__Dataset excerpts__

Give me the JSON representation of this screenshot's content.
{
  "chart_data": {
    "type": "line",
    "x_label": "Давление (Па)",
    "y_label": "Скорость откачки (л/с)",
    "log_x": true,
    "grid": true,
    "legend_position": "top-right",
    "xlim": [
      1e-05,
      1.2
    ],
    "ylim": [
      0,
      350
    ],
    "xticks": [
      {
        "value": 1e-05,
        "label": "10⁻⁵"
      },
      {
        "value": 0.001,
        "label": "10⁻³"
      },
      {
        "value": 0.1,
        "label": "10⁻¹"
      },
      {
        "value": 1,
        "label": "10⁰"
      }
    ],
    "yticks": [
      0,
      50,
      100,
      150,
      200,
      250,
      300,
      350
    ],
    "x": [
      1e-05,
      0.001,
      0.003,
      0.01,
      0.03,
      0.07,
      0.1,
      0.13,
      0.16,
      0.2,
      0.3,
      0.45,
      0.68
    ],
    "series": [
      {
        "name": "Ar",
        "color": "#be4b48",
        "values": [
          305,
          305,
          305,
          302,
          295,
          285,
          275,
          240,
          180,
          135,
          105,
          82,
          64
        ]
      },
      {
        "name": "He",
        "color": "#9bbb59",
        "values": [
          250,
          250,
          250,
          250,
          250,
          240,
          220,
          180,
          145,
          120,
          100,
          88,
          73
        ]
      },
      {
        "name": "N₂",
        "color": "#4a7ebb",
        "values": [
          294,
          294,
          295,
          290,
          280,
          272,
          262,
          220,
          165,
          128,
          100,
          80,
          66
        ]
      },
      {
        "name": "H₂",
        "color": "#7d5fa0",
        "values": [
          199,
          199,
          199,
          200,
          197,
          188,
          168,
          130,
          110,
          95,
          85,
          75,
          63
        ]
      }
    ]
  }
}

__Required work__
Repeat every record, keeping each word and mark exactly as it is.

__Written reply__
Give me the JSON representation of this screenshot's content.
{
  "chart_data": {
    "type": "line",
    "x_label": "Давление (Па)",
    "y_label": "Скорость откачки (л/с)",
    "log_x": true,
    "grid": true,
    "legend_position": "top-right",
    "xlim": [
      1e-05,
      1.2
    ],
    "ylim": [
      0,
      350
    ],
    "xticks": [
      {
        "value": 1e-05,
        "label": "10⁻⁵"
      },
      {
        "value": 0.001,
        "label": "10⁻³"
      },
      {
        "value": 0.1,
        "label": "10⁻¹"
      },
      {
        "value": 1,
        "label": "10⁰"
      }
    ],
    "yticks": [
      0,
      50,
      100,
      150,
      200,
      250,
      300,
      350
    ],
    "x": [
      1e-05,
      0.001,
      0.003,
      0.01,
      0.03,
      0.07,
      0.1,
      0.13,
      0.16,
      0.2,
      0.3,
      0.45,
      0.68
    ],
    "series": [
      {
        "name": "Ar",
        "color": "#be4b48",
        "values": [
          305,
          305,
          305,
          302,
          295,
          285,
          275,
          240,
          180,
          135,
          105,
          82,
          64
        ]
      },
      {
        "name": "He",
        "color": "#9bbb59",
        "values": [
          250,
          250,
          250,
          250,
          250,
          240,
          220,
          180,
          145,
          120,
          100,
          88,
          73
        ]
      },
      {
        "name": "N₂",
        "color": "#4a7ebb",
        "values": [
          294,
          294,
          295,
          290,
          280,
          272,
          262,
          220,
          165,
          128,
          100,
          80,
          66
        ]
      },
      {
        "name": "H₂",
        "color": "#7d5fa0",
        "values": [
          199,
          199,
          199,
          200,
          197,
          188,
          168,
          130,
          110,
          95,
          85,
          75,
          63
        ]
      }
    ]
  }
}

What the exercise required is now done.